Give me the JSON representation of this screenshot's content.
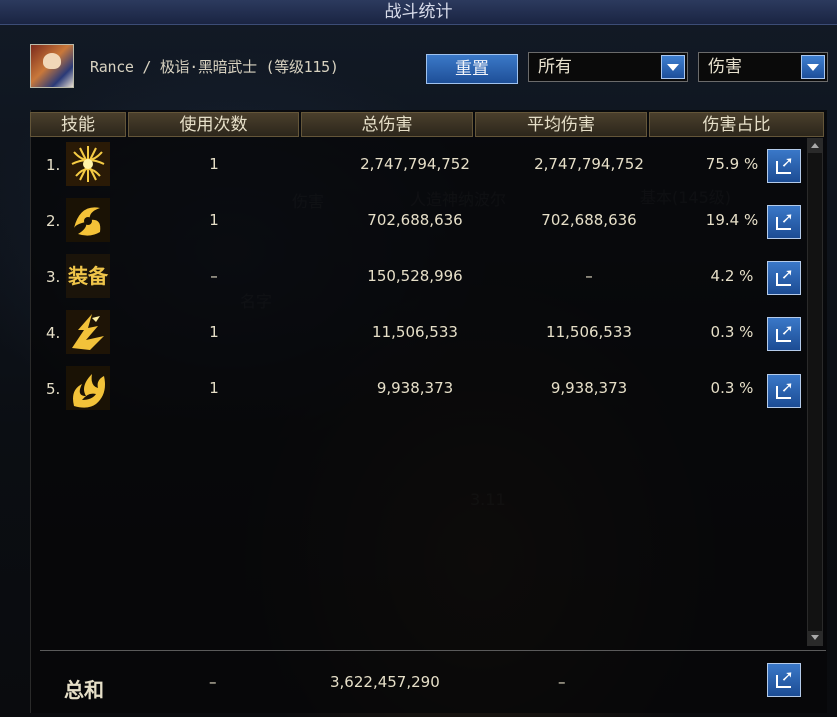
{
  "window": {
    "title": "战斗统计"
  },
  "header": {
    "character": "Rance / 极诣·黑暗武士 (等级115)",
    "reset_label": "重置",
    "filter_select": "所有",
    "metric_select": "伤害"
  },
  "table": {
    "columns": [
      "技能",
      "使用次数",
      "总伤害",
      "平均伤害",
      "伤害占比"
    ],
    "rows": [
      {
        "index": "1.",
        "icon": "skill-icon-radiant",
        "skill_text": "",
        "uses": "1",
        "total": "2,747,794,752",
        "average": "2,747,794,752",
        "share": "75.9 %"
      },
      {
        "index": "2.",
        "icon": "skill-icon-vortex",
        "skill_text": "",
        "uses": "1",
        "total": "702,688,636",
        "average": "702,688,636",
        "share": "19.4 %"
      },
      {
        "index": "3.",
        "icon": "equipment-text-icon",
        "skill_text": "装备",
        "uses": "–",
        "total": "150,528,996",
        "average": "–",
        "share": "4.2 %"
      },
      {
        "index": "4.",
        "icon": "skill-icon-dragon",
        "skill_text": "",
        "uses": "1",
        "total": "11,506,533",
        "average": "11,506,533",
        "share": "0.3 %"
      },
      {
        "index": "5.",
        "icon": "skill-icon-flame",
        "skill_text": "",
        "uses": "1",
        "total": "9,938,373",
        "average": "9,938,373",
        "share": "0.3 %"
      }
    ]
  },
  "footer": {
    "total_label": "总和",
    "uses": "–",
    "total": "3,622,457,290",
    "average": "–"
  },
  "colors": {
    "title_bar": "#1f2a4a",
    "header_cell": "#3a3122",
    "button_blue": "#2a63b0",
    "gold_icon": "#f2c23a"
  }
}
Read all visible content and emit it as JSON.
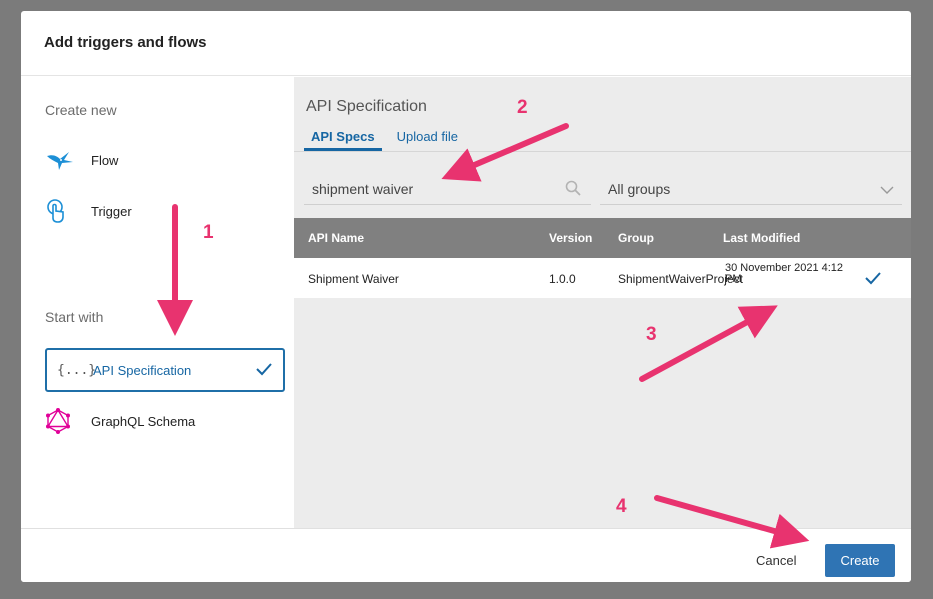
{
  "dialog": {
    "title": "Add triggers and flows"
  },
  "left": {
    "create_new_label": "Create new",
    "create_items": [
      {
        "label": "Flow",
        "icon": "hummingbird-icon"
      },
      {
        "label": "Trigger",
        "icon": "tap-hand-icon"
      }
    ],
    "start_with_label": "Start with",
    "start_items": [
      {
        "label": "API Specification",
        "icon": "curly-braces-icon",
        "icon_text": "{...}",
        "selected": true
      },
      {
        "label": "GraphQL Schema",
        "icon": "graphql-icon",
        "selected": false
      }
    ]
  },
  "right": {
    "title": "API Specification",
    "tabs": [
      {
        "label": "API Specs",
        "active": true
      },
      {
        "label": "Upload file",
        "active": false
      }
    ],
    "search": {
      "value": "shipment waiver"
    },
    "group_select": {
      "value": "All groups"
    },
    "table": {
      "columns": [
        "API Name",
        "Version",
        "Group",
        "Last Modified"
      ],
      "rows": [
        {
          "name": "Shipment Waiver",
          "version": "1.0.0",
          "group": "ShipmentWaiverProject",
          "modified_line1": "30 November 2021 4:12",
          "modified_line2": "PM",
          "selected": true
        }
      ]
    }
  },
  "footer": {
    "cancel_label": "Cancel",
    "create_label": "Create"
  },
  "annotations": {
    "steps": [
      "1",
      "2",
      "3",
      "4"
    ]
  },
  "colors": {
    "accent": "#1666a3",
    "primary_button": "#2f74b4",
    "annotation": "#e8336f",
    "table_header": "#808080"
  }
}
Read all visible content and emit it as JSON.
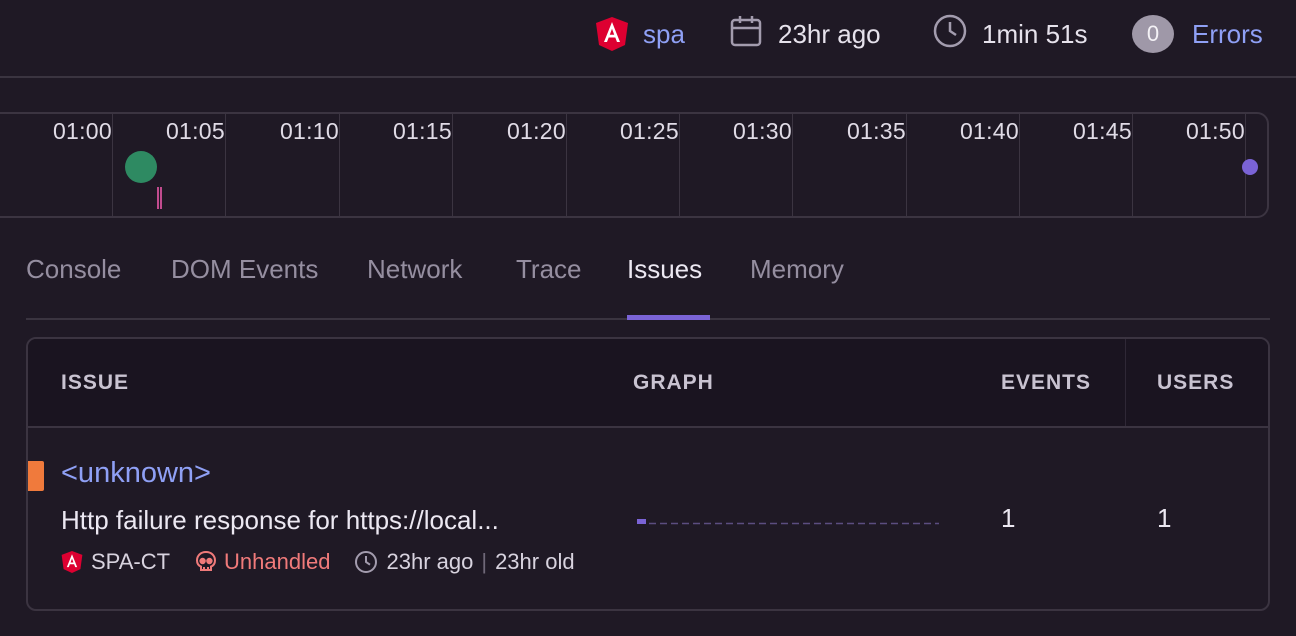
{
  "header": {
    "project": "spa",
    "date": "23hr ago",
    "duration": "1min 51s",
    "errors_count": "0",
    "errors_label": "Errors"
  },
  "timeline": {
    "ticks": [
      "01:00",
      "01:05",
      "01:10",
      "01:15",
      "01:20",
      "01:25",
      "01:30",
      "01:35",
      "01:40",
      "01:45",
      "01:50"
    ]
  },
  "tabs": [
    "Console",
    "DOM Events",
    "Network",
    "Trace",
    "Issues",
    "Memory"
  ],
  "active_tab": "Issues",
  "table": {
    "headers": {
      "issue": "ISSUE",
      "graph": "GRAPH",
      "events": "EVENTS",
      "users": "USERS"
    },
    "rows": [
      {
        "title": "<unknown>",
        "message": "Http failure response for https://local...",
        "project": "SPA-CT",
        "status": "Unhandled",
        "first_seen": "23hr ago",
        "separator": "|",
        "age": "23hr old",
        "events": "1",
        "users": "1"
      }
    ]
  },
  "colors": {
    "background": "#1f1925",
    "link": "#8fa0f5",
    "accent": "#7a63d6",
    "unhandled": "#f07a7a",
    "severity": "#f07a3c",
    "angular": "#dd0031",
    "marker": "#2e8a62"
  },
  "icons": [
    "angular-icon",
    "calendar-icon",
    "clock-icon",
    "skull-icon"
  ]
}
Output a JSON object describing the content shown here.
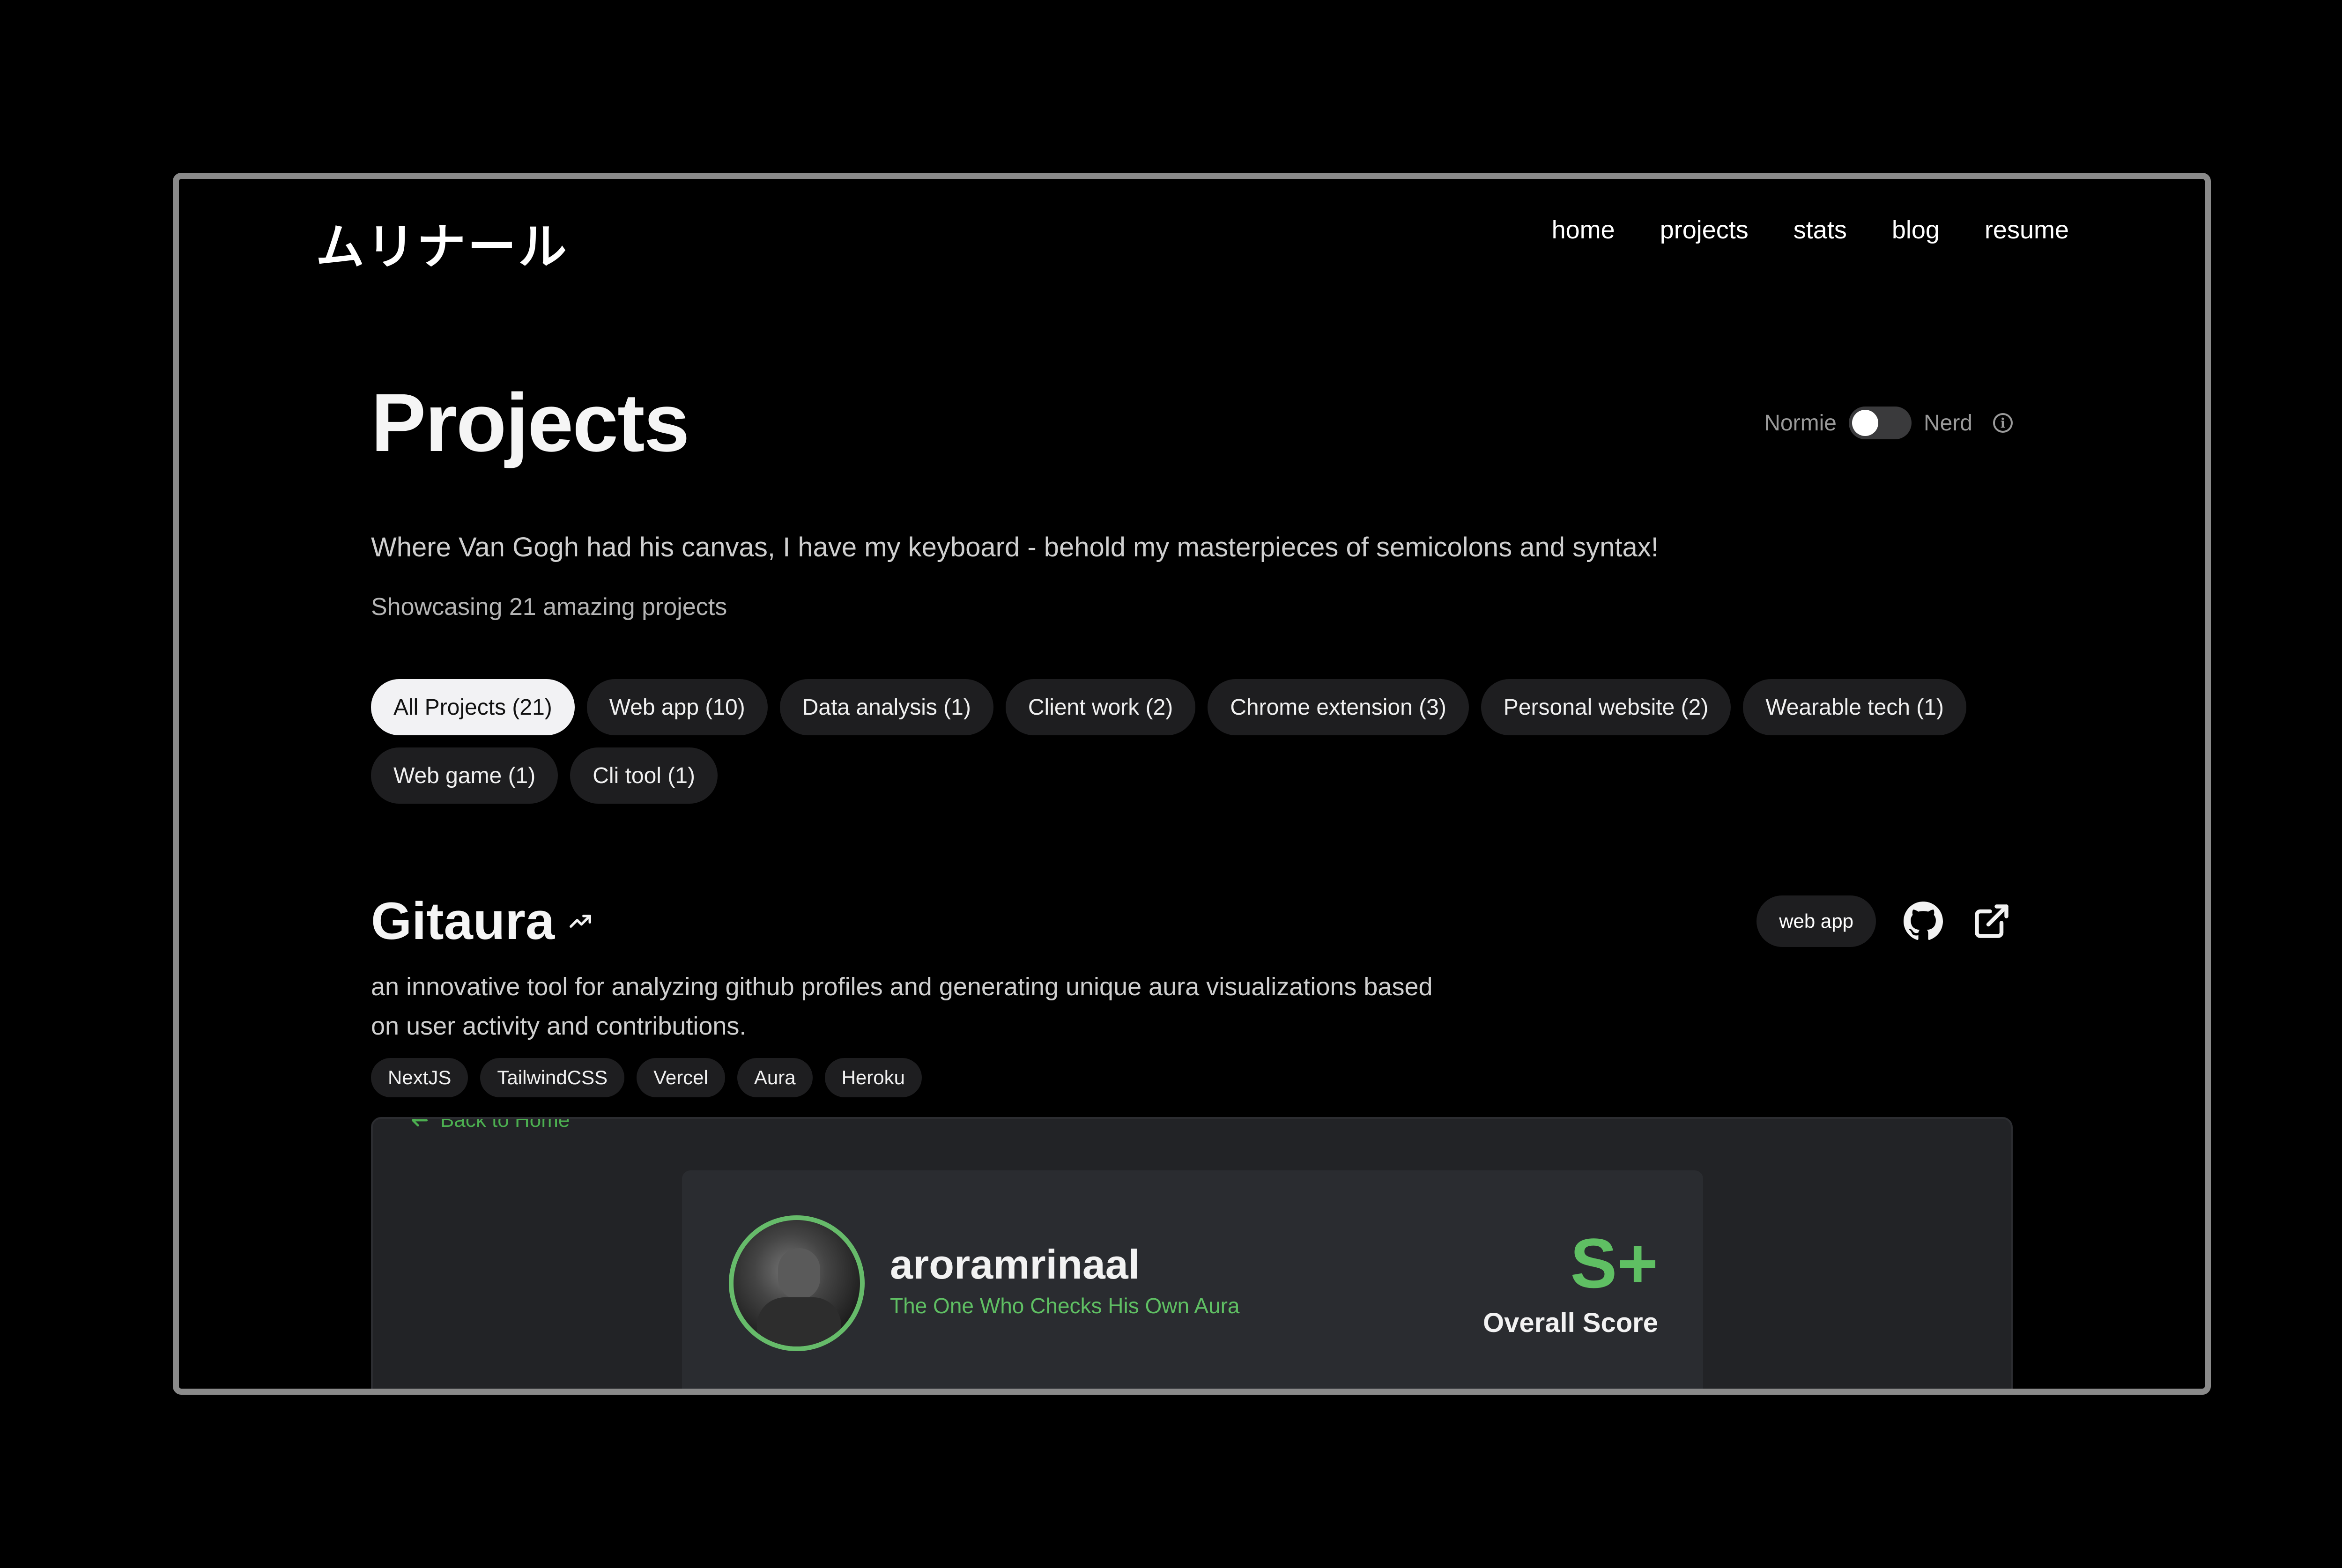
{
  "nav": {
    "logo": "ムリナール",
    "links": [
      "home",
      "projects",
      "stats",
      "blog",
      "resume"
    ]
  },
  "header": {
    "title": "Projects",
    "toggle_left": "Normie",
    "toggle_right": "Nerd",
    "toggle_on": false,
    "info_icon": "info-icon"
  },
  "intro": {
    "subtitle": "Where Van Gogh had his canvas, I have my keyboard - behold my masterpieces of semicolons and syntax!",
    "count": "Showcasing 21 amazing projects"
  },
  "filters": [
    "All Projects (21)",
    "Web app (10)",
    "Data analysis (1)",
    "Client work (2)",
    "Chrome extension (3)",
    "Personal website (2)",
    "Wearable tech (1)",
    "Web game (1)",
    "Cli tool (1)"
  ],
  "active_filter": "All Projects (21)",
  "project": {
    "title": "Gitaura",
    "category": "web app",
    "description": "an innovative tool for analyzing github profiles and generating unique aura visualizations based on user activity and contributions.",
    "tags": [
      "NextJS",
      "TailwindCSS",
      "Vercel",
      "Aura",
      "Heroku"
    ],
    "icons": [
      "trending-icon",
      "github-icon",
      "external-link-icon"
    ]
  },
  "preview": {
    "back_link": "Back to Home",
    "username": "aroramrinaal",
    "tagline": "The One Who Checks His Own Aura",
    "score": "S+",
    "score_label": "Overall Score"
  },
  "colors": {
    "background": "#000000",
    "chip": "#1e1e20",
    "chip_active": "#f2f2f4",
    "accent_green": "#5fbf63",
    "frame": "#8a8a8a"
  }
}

----------------

Excluding the pictures, restate the records above word for word.

Give me the JSON representation of this screenshot's content.
{
  "window": {
    "title": "战斗统计"
  },
  "header": {
    "character": "Rance / 极诣·黑暗武士 (等级115)",
    "reset_label": "重置",
    "filter_select": "所有",
    "metric_select": "伤害"
  },
  "table": {
    "columns": [
      "技能",
      "使用次数",
      "总伤害",
      "平均伤害",
      "伤害占比"
    ],
    "rows": [
      {
        "index": "1.",
        "icon": "skill-icon-radiant",
        "skill_text": "",
        "uses": "1",
        "total": "2,747,794,752",
        "average": "2,747,794,752",
        "share": "75.9 %"
      },
      {
        "index": "2.",
        "icon": "skill-icon-vortex",
        "skill_text": "",
        "uses": "1",
        "total": "702,688,636",
        "average": "702,688,636",
        "share": "19.4 %"
      },
      {
        "index": "3.",
        "icon": "equipment-text-icon",
        "skill_text": "装备",
        "uses": "–",
        "total": "150,528,996",
        "average": "–",
        "share": "4.2 %"
      },
      {
        "index": "4.",
        "icon": "skill-icon-dragon",
        "skill_text": "",
        "uses": "1",
        "total": "11,506,533",
        "average": "11,506,533",
        "share": "0.3 %"
      },
      {
        "index": "5.",
        "icon": "skill-icon-flame",
        "skill_text": "",
        "uses": "1",
        "total": "9,938,373",
        "average": "9,938,373",
        "share": "0.3 %"
      }
    ]
  },
  "footer": {
    "total_label": "总和",
    "uses": "–",
    "total": "3,622,457,290",
    "average": "–"
  },
  "colors": {
    "title_bar": "#1f2a4a",
    "header_cell": "#3a3122",
    "button_blue": "#2a63b0",
    "gold_icon": "#f2c23a"
  }
}
Read all visible content and emit it as JSON.
{
  "dialog": {
    "title": "Add triggers and flows"
  },
  "left": {
    "create_new_label": "Create new",
    "create_items": [
      {
        "label": "Flow",
        "icon": "hummingbird-icon"
      },
      {
        "label": "Trigger",
        "icon": "tap-hand-icon"
      }
    ],
    "start_with_label": "Start with",
    "start_items": [
      {
        "label": "API Specification",
        "icon": "curly-braces-icon",
        "icon_text": "{...}",
        "selected": true
      },
      {
        "label": "GraphQL Schema",
        "icon": "graphql-icon",
        "selected": false
      }
    ]
  },
  "right": {
    "title": "API Specification",
    "tabs": [
      {
        "label": "API Specs",
        "active": true
      },
      {
        "label": "Upload file",
        "active": false
      }
    ],
    "search": {
      "value": "shipment waiver"
    },
    "group_select": {
      "value": "All groups"
    },
    "table": {
      "columns": [
        "API Name",
        "Version",
        "Group",
        "Last Modified"
      ],
      "rows": [
        {
          "name": "Shipment Waiver",
          "version": "1.0.0",
          "group": "ShipmentWaiverProject",
          "modified_line1": "30 November 2021 4:12",
          "modified_line2": "PM",
          "selected": true
        }
      ]
    }
  },
  "footer": {
    "cancel_label": "Cancel",
    "create_label": "Create"
  },
  "annotations": {
    "steps": [
      "1",
      "2",
      "3",
      "4"
    ]
  },
  "colors": {
    "accent": "#1666a3",
    "primary_button": "#2f74b4",
    "annotation": "#e8336f",
    "table_header": "#808080"
  }
}
Read all visible content and emit it as JSON.
{
  "header": {
    "project": "spa",
    "date": "23hr ago",
    "duration": "1min 51s",
    "errors_count": "0",
    "errors_label": "Errors"
  },
  "timeline": {
    "ticks": [
      "01:00",
      "01:05",
      "01:10",
      "01:15",
      "01:20",
      "01:25",
      "01:30",
      "01:35",
      "01:40",
      "01:45",
      "01:50"
    ]
  },
  "tabs": [
    "Console",
    "DOM Events",
    "Network",
    "Trace",
    "Issues",
    "Memory"
  ],
  "active_tab": "Issues",
  "table": {
    "headers": {
      "issue": "ISSUE",
      "graph": "GRAPH",
      "events": "EVENTS",
      "users": "USERS"
    },
    "rows": [
      {
        "title": "<unknown>",
        "message": "Http failure response for https://local...",
        "project": "SPA-CT",
        "status": "Unhandled",
        "first_seen": "23hr ago",
        "separator": "|",
        "age": "23hr old",
        "events": "1",
        "users": "1"
      }
    ]
  },
  "colors": {
    "background": "#1f1925",
    "link": "#8fa0f5",
    "accent": "#7a63d6",
    "unhandled": "#f07a7a",
    "severity": "#f07a3c",
    "angular": "#dd0031",
    "marker": "#2e8a62"
  },
  "icons": [
    "angular-icon",
    "calendar-icon",
    "clock-icon",
    "skull-icon"
  ]
}
Output a JSON object describing the content shown here.
{
  "nav": {
    "logo": "ムリナール",
    "links": [
      "home",
      "projects",
      "stats",
      "blog",
      "resume"
    ]
  },
  "header": {
    "title": "Projects",
    "toggle_left": "Normie",
    "toggle_right": "Nerd",
    "toggle_on": false,
    "info_icon": "info-icon"
  },
  "intro": {
    "subtitle": "Where Van Gogh had his canvas, I have my keyboard - behold my masterpieces of semicolons and syntax!",
    "count": "Showcasing 21 amazing projects"
  },
  "filters": [
    "All Projects (21)",
    "Web app (10)",
    "Data analysis (1)",
    "Client work (2)",
    "Chrome extension (3)",
    "Personal website (2)",
    "Wearable tech (1)",
    "Web game (1)",
    "Cli tool (1)"
  ],
  "active_filter": "All Projects (21)",
  "project": {
    "title": "Gitaura",
    "category": "web app",
    "description": "an innovative tool for analyzing github profiles and generating unique aura visualizations based on user activity and contributions.",
    "tags": [
      "NextJS",
      "TailwindCSS",
      "Vercel",
      "Aura",
      "Heroku"
    ],
    "icons": [
      "trending-icon",
      "github-icon",
      "external-link-icon"
    ]
  },
  "preview": {
    "back_link": "Back to Home",
    "username": "aroramrinaal",
    "tagline": "The One Who Checks His Own Aura",
    "score": "S+",
    "score_label": "Overall Score"
  },
  "colors": {
    "background": "#000000",
    "chip": "#1e1e20",
    "chip_active": "#f2f2f4",
    "accent_green": "#5fbf63",
    "frame": "#8a8a8a"
  }
}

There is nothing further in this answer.